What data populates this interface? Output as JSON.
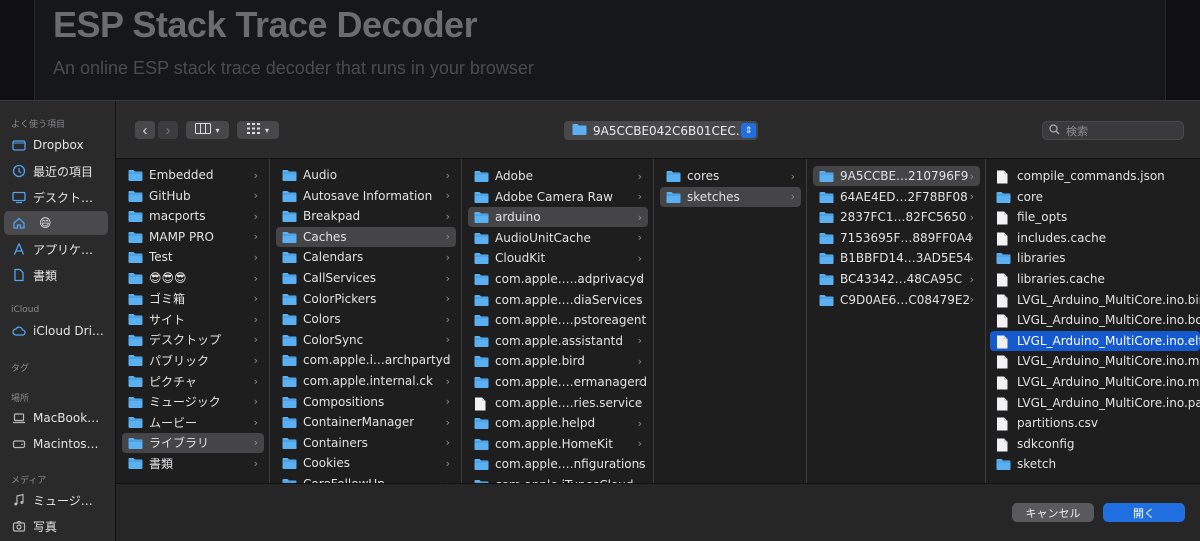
{
  "webpage": {
    "title": "ESP Stack Trace Decoder",
    "subtitle": "An online ESP stack trace decoder that runs in your browser"
  },
  "sidebar": {
    "sections": [
      {
        "label": "よく使う項目"
      },
      {
        "label": "iCloud"
      },
      {
        "label": "タグ"
      },
      {
        "label": "場所"
      },
      {
        "label": "メディア"
      }
    ],
    "favorites": [
      {
        "label": "Dropbox",
        "icon": "dropbox-folder-icon"
      },
      {
        "label": "最近の項目",
        "icon": "clock-icon"
      },
      {
        "label": "デスクト…",
        "icon": "desktop-icon"
      },
      {
        "label": "😄",
        "icon": "home-icon",
        "selected": true
      },
      {
        "label": "アプリケ…",
        "icon": "applications-icon"
      },
      {
        "label": "書類",
        "icon": "document-icon"
      }
    ],
    "icloud": [
      {
        "label": "iCloud Dri…",
        "icon": "cloud-icon"
      }
    ],
    "locations": [
      {
        "label": "MacBook…",
        "icon": "laptop-icon"
      },
      {
        "label": "Macintos…",
        "icon": "disk-icon"
      }
    ],
    "media": [
      {
        "label": "ミュージ…",
        "icon": "music-note-icon"
      },
      {
        "label": "写真",
        "icon": "camera-icon"
      }
    ]
  },
  "toolbar": {
    "back": "‹",
    "forward": "›",
    "view_icon": "column-view-icon",
    "group_icon": "grid-group-icon",
    "path": "9A5CCBE042C6B01CEC…",
    "search_placeholder": "検索"
  },
  "columns": [
    {
      "items": [
        {
          "label": "Embedded",
          "arrow": true
        },
        {
          "label": "GitHub",
          "arrow": true
        },
        {
          "label": "macports",
          "arrow": true
        },
        {
          "label": "MAMP PRO",
          "arrow": true
        },
        {
          "label": "Test",
          "arrow": true
        },
        {
          "label": "😎😎😎",
          "arrow": true
        },
        {
          "label": "ゴミ箱",
          "arrow": true
        },
        {
          "label": "サイト",
          "arrow": true
        },
        {
          "label": "デスクトップ",
          "arrow": true
        },
        {
          "label": "パブリック",
          "arrow": true
        },
        {
          "label": "ピクチャ",
          "arrow": true
        },
        {
          "label": "ミュージック",
          "arrow": true
        },
        {
          "label": "ムービー",
          "arrow": true
        },
        {
          "label": "ライブラリ",
          "arrow": true,
          "selected": "gray"
        },
        {
          "label": "書類",
          "arrow": true
        }
      ]
    },
    {
      "items": [
        {
          "label": "Audio",
          "arrow": true
        },
        {
          "label": "Autosave Information",
          "arrow": true
        },
        {
          "label": "Breakpad",
          "arrow": true
        },
        {
          "label": "Caches",
          "arrow": true,
          "selected": "gray"
        },
        {
          "label": "Calendars",
          "arrow": true
        },
        {
          "label": "CallServices",
          "arrow": true
        },
        {
          "label": "ColorPickers",
          "arrow": true
        },
        {
          "label": "Colors",
          "arrow": true
        },
        {
          "label": "ColorSync",
          "arrow": true
        },
        {
          "label": "com.apple.i…archpartyd",
          "arrow": true
        },
        {
          "label": "com.apple.internal.ck",
          "arrow": true
        },
        {
          "label": "Compositions",
          "arrow": true
        },
        {
          "label": "ContainerManager",
          "arrow": true
        },
        {
          "label": "Containers",
          "arrow": true
        },
        {
          "label": "Cookies",
          "arrow": true
        },
        {
          "label": "CoreFollowUp",
          "arrow": true
        }
      ]
    },
    {
      "items": [
        {
          "label": "Adobe",
          "arrow": true
        },
        {
          "label": "Adobe Camera Raw",
          "arrow": true
        },
        {
          "label": "arduino",
          "arrow": true,
          "selected": "gray"
        },
        {
          "label": "AudioUnitCache",
          "arrow": true
        },
        {
          "label": "CloudKit",
          "arrow": true
        },
        {
          "label": "com.apple.….adprivacyd",
          "arrow": true
        },
        {
          "label": "com.apple.…diaServices",
          "arrow": true
        },
        {
          "label": "com.apple.…pstoreagent",
          "arrow": true
        },
        {
          "label": "com.apple.assistantd",
          "arrow": true
        },
        {
          "label": "com.apple.bird",
          "arrow": true
        },
        {
          "label": "com.apple.…ermanagerd",
          "arrow": true
        },
        {
          "label": "com.apple.…ries.service",
          "arrow": true,
          "file": true
        },
        {
          "label": "com.apple.helpd",
          "arrow": true
        },
        {
          "label": "com.apple.HomeKit",
          "arrow": true
        },
        {
          "label": "com.apple.…nfigurations",
          "arrow": true
        },
        {
          "label": "com.apple.iTunesCloud",
          "arrow": true
        }
      ]
    },
    {
      "items": [
        {
          "label": "cores",
          "arrow": true
        },
        {
          "label": "sketches",
          "arrow": true,
          "selected": "gray"
        }
      ]
    },
    {
      "items": [
        {
          "label": "9A5CCBE…210796F9",
          "arrow": true,
          "selected": "gray"
        },
        {
          "label": "64AE4ED…2F78BF08",
          "arrow": true
        },
        {
          "label": "2837FC1…82FC5650",
          "arrow": true
        },
        {
          "label": "7153695F…889FF0A4",
          "arrow": true
        },
        {
          "label": "B1BBFD14…3AD5E54",
          "arrow": true
        },
        {
          "label": "BC43342…48CA95C",
          "arrow": true
        },
        {
          "label": "C9D0AE6…C08479E2",
          "arrow": true
        }
      ]
    },
    {
      "items": [
        {
          "label": "compile_commands.json",
          "file": true
        },
        {
          "label": "core",
          "arrow": false
        },
        {
          "label": "file_opts",
          "file": true
        },
        {
          "label": "includes.cache",
          "file": true
        },
        {
          "label": "libraries",
          "arrow": false
        },
        {
          "label": "libraries.cache",
          "file": true
        },
        {
          "label": "LVGL_Arduino_MultiCore.ino.bin",
          "file": true
        },
        {
          "label": "LVGL_Arduino_MultiCore.ino.bootloader.bin",
          "file": true
        },
        {
          "label": "LVGL_Arduino_MultiCore.ino.elf",
          "file": true,
          "selected": "blue"
        },
        {
          "label": "LVGL_Arduino_MultiCore.ino.map",
          "file": true
        },
        {
          "label": "LVGL_Arduino_MultiCore.ino.merged.bin",
          "file": true
        },
        {
          "label": "LVGL_Arduino_MultiCore.ino.partitions.bin",
          "file": true
        },
        {
          "label": "partitions.csv",
          "file": true
        },
        {
          "label": "sdkconfig",
          "file": true
        },
        {
          "label": "sketch",
          "arrow": false
        }
      ]
    }
  ],
  "bottombar": {
    "cancel": "キャンセル",
    "open": "開く"
  },
  "colors": {
    "accent": "#1f6fe0",
    "selection_blue": "#1559cf",
    "folder": "#5ab0f0",
    "sidebar_bg": "#2a2a2b"
  }
}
▬▬▬▬▬▬
→ **What the task requires**: Without the images, write out each line of the data verbatim.

→ **Task response**:
What data populates this interface? Output as JSON.
{
  "webpage": {
    "title": "ESP Stack Trace Decoder",
    "subtitle": "An online ESP stack trace decoder that runs in your browser"
  },
  "sidebar": {
    "sections": [
      {
        "label": "よく使う項目"
      },
      {
        "label": "iCloud"
      },
      {
        "label": "タグ"
      },
      {
        "label": "場所"
      },
      {
        "label": "メディア"
      }
    ],
    "favorites": [
      {
        "label": "Dropbox",
        "icon": "dropbox-folder-icon"
      },
      {
        "label": "最近の項目",
        "icon": "clock-icon"
      },
      {
        "label": "デスクト…",
        "icon": "desktop-icon"
      },
      {
        "label": "😄",
        "icon": "home-icon",
        "selected": true
      },
      {
        "label": "アプリケ…",
        "icon": "applications-icon"
      },
      {
        "label": "書類",
        "icon": "document-icon"
      }
    ],
    "icloud": [
      {
        "label": "iCloud Dri…",
        "icon": "cloud-icon"
      }
    ],
    "locations": [
      {
        "label": "MacBook…",
        "icon": "laptop-icon"
      },
      {
        "label": "Macintos…",
        "icon": "disk-icon"
      }
    ],
    "media": [
      {
        "label": "ミュージ…",
        "icon": "music-note-icon"
      },
      {
        "label": "写真",
        "icon": "camera-icon"
      }
    ]
  },
  "toolbar": {
    "back": "‹",
    "forward": "›",
    "view_icon": "column-view-icon",
    "group_icon": "grid-group-icon",
    "path": "9A5CCBE042C6B01CEC…",
    "search_placeholder": "検索"
  },
  "columns": [
    {
      "items": [
        {
          "label": "Embedded",
          "arrow": true
        },
        {
          "label": "GitHub",
          "arrow": true
        },
        {
          "label": "macports",
          "arrow": true
        },
        {
          "label": "MAMP PRO",
          "arrow": true
        },
        {
          "label": "Test",
          "arrow": true
        },
        {
          "label": "😎😎😎",
          "arrow": true
        },
        {
          "label": "ゴミ箱",
          "arrow": true
        },
        {
          "label": "サイト",
          "arrow": true
        },
        {
          "label": "デスクトップ",
          "arrow": true
        },
        {
          "label": "パブリック",
          "arrow": true
        },
        {
          "label": "ピクチャ",
          "arrow": true
        },
        {
          "label": "ミュージック",
          "arrow": true
        },
        {
          "label": "ムービー",
          "arrow": true
        },
        {
          "label": "ライブラリ",
          "arrow": true,
          "selected": "gray"
        },
        {
          "label": "書類",
          "arrow": true
        }
      ]
    },
    {
      "items": [
        {
          "label": "Audio",
          "arrow": true
        },
        {
          "label": "Autosave Information",
          "arrow": true
        },
        {
          "label": "Breakpad",
          "arrow": true
        },
        {
          "label": "Caches",
          "arrow": true,
          "selected": "gray"
        },
        {
          "label": "Calendars",
          "arrow": true
        },
        {
          "label": "CallServices",
          "arrow": true
        },
        {
          "label": "ColorPickers",
          "arrow": true
        },
        {
          "label": "Colors",
          "arrow": true
        },
        {
          "label": "ColorSync",
          "arrow": true
        },
        {
          "label": "com.apple.i…archpartyd",
          "arrow": true
        },
        {
          "label": "com.apple.internal.ck",
          "arrow": true
        },
        {
          "label": "Compositions",
          "arrow": true
        },
        {
          "label": "ContainerManager",
          "arrow": true
        },
        {
          "label": "Containers",
          "arrow": true
        },
        {
          "label": "Cookies",
          "arrow": true
        },
        {
          "label": "CoreFollowUp",
          "arrow": true
        }
      ]
    },
    {
      "items": [
        {
          "label": "Adobe",
          "arrow": true
        },
        {
          "label": "Adobe Camera Raw",
          "arrow": true
        },
        {
          "label": "arduino",
          "arrow": true,
          "selected": "gray"
        },
        {
          "label": "AudioUnitCache",
          "arrow": true
        },
        {
          "label": "CloudKit",
          "arrow": true
        },
        {
          "label": "com.apple.….adprivacyd",
          "arrow": true
        },
        {
          "label": "com.apple.…diaServices",
          "arrow": true
        },
        {
          "label": "com.apple.…pstoreagent",
          "arrow": true
        },
        {
          "label": "com.apple.assistantd",
          "arrow": true
        },
        {
          "label": "com.apple.bird",
          "arrow": true
        },
        {
          "label": "com.apple.…ermanagerd",
          "arrow": true
        },
        {
          "label": "com.apple.…ries.service",
          "arrow": true,
          "file": true
        },
        {
          "label": "com.apple.helpd",
          "arrow": true
        },
        {
          "label": "com.apple.HomeKit",
          "arrow": true
        },
        {
          "label": "com.apple.…nfigurations",
          "arrow": true
        },
        {
          "label": "com.apple.iTunesCloud",
          "arrow": true
        }
      ]
    },
    {
      "items": [
        {
          "label": "cores",
          "arrow": true
        },
        {
          "label": "sketches",
          "arrow": true,
          "selected": "gray"
        }
      ]
    },
    {
      "items": [
        {
          "label": "9A5CCBE…210796F9",
          "arrow": true,
          "selected": "gray"
        },
        {
          "label": "64AE4ED…2F78BF08",
          "arrow": true
        },
        {
          "label": "2837FC1…82FC5650",
          "arrow": true
        },
        {
          "label": "7153695F…889FF0A4",
          "arrow": true
        },
        {
          "label": "B1BBFD14…3AD5E54",
          "arrow": true
        },
        {
          "label": "BC43342…48CA95C",
          "arrow": true
        },
        {
          "label": "C9D0AE6…C08479E2",
          "arrow": true
        }
      ]
    },
    {
      "items": [
        {
          "label": "compile_commands.json",
          "file": true
        },
        {
          "label": "core",
          "arrow": false
        },
        {
          "label": "file_opts",
          "file": true
        },
        {
          "label": "includes.cache",
          "file": true
        },
        {
          "label": "libraries",
          "arrow": false
        },
        {
          "label": "libraries.cache",
          "file": true
        },
        {
          "label": "LVGL_Arduino_MultiCore.ino.bin",
          "file": true
        },
        {
          "label": "LVGL_Arduino_MultiCore.ino.bootloader.bin",
          "file": true
        },
        {
          "label": "LVGL_Arduino_MultiCore.ino.elf",
          "file": true,
          "selected": "blue"
        },
        {
          "label": "LVGL_Arduino_MultiCore.ino.map",
          "file": true
        },
        {
          "label": "LVGL_Arduino_MultiCore.ino.merged.bin",
          "file": true
        },
        {
          "label": "LVGL_Arduino_MultiCore.ino.partitions.bin",
          "file": true
        },
        {
          "label": "partitions.csv",
          "file": true
        },
        {
          "label": "sdkconfig",
          "file": true
        },
        {
          "label": "sketch",
          "arrow": false
        }
      ]
    }
  ],
  "bottombar": {
    "cancel": "キャンセル",
    "open": "開く"
  },
  "colors": {
    "accent": "#1f6fe0",
    "selection_blue": "#1559cf",
    "folder": "#5ab0f0",
    "sidebar_bg": "#2a2a2b"
  }
}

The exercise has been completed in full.